Aim: Tally the lines that contain the string "Land" and state that total without comment.

* * * * *

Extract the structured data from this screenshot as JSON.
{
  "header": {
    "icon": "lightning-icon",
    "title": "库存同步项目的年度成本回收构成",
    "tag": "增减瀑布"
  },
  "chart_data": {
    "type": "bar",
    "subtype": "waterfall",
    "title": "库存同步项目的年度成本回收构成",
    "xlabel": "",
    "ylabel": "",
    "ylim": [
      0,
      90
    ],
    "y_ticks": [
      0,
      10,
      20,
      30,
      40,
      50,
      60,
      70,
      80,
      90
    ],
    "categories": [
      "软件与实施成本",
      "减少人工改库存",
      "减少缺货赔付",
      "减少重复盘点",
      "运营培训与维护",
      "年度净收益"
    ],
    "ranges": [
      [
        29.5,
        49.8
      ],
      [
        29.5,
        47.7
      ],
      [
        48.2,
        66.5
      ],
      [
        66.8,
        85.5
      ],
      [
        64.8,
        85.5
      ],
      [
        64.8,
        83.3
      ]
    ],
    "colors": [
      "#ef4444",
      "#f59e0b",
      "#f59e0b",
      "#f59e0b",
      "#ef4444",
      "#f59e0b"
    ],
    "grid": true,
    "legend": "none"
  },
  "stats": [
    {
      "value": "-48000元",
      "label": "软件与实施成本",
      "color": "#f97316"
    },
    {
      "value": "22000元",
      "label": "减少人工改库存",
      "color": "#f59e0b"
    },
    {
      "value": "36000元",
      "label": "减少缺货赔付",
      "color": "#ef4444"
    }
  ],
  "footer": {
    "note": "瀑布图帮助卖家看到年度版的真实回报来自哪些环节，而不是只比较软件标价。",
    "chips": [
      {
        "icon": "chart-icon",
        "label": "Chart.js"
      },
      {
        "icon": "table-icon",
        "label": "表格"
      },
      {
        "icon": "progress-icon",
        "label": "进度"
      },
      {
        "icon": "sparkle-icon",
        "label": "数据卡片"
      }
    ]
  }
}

* * * * *

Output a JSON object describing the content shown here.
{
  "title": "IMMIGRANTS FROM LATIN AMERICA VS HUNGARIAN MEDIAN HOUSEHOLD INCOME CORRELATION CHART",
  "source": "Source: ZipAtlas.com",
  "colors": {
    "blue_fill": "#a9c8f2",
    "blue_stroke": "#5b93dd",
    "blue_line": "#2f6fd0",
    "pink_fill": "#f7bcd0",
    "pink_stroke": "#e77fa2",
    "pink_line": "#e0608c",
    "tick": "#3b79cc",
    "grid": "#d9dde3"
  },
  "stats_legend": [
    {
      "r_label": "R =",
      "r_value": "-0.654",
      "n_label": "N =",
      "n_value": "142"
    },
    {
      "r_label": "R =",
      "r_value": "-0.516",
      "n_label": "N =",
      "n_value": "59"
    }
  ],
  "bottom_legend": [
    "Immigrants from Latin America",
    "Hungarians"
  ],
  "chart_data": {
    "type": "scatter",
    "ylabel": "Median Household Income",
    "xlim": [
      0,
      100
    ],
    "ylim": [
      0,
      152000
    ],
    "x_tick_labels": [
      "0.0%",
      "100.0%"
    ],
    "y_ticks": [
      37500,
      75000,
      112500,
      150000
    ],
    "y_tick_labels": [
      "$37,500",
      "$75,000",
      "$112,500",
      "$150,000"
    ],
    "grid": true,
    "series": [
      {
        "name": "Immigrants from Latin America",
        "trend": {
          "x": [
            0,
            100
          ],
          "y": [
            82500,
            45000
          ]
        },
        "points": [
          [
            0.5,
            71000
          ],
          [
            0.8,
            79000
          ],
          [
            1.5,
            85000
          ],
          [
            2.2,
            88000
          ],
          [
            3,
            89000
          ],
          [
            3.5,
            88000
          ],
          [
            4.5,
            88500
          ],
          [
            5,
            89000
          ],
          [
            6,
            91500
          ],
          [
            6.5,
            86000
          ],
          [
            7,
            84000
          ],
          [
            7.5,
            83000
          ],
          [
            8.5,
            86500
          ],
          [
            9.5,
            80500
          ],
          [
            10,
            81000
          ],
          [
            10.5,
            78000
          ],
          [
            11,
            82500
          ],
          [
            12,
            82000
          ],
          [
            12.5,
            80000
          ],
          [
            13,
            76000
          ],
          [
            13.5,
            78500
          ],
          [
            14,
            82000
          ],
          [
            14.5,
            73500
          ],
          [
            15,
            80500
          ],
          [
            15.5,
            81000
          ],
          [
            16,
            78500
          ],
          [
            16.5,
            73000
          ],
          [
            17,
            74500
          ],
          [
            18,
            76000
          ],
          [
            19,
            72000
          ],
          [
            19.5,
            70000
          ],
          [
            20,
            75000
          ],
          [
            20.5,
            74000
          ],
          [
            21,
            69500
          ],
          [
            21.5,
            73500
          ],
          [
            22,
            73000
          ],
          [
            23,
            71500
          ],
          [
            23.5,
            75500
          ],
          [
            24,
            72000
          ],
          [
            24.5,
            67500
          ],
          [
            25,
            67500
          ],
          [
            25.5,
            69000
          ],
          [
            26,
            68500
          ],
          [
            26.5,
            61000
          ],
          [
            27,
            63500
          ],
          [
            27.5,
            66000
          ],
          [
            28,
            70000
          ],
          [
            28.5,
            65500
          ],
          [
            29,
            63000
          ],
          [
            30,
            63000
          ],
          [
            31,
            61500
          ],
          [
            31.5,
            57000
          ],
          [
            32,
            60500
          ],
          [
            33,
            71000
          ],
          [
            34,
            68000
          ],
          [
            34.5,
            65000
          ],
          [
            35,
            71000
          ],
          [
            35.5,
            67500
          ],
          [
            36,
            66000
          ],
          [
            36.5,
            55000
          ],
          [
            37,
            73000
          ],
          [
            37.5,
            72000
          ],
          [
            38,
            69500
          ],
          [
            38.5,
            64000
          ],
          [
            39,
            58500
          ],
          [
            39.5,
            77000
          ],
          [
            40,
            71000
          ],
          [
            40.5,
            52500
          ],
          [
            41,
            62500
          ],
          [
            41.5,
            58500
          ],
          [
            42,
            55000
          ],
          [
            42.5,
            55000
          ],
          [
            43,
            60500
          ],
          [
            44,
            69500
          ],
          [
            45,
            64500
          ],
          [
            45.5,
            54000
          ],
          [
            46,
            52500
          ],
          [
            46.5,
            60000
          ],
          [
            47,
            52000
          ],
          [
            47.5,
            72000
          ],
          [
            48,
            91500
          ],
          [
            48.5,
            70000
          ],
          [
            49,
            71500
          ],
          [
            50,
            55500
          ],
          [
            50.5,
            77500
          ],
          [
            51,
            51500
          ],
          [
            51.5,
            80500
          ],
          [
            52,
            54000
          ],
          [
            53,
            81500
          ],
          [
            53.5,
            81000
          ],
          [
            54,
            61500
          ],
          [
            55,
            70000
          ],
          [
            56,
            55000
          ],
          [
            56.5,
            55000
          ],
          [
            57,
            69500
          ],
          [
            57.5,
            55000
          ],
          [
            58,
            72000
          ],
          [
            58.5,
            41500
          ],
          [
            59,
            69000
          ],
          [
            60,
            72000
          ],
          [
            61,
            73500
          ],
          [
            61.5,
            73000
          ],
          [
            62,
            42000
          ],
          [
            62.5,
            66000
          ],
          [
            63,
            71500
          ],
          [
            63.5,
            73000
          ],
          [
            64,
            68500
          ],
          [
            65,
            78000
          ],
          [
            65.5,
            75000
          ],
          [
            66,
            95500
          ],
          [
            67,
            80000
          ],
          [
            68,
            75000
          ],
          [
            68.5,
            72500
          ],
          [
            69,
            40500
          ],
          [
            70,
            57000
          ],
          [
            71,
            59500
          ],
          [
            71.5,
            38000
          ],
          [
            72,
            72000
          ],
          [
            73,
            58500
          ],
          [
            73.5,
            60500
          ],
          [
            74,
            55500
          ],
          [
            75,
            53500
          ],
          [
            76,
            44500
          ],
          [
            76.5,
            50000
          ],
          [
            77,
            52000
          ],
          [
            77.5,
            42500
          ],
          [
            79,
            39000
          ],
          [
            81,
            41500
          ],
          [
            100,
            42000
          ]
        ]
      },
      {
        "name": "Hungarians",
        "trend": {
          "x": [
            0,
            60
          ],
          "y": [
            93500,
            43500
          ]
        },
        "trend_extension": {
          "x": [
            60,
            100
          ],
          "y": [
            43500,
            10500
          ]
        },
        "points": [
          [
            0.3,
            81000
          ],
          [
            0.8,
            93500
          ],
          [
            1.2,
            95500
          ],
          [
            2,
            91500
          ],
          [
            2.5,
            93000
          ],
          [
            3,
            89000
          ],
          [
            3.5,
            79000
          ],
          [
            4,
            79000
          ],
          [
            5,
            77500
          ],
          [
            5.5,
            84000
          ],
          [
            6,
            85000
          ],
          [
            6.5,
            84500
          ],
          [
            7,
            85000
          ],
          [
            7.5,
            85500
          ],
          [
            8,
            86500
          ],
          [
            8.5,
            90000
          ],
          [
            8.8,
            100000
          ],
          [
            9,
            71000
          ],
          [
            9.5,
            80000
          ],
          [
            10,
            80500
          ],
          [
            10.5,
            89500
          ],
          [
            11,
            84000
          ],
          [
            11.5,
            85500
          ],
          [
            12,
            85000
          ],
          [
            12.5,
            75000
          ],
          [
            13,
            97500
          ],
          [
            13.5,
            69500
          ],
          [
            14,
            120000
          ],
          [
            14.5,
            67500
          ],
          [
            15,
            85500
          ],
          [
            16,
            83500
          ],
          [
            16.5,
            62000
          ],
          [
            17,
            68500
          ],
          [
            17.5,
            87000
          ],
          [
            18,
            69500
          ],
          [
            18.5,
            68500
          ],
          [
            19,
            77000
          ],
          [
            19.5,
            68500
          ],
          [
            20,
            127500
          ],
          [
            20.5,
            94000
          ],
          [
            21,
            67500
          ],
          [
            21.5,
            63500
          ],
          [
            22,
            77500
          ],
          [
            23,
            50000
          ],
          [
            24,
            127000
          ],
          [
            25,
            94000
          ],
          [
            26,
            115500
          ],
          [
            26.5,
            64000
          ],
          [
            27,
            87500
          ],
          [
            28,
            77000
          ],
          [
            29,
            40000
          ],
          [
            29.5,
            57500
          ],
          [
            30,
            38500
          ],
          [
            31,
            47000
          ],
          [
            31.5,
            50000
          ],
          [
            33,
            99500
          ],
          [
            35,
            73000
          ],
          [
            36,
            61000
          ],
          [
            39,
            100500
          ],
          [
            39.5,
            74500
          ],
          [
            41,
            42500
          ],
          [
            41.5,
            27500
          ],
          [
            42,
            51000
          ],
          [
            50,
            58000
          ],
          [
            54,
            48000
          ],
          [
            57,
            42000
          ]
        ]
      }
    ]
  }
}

* * * * *

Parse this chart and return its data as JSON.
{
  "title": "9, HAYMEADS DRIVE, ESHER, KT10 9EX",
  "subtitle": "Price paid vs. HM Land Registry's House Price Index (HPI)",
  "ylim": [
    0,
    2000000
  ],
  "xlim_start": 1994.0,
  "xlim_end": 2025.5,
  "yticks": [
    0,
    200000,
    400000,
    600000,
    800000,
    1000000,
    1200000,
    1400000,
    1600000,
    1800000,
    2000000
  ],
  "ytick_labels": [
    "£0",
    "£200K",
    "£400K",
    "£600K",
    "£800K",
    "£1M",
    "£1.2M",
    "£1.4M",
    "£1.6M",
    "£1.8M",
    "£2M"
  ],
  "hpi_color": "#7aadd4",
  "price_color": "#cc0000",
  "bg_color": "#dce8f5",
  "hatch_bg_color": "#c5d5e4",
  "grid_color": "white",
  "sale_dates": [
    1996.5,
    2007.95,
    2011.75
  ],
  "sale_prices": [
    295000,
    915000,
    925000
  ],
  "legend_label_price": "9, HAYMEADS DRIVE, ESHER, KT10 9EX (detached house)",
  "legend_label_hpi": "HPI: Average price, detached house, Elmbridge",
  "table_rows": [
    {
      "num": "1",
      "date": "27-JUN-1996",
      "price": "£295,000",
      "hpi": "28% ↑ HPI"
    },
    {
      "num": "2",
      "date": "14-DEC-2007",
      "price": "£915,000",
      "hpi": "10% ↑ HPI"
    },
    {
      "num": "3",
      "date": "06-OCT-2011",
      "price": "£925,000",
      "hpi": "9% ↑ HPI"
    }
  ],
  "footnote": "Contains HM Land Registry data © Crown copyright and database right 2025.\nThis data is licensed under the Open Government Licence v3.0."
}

* * * * *

Written response: 2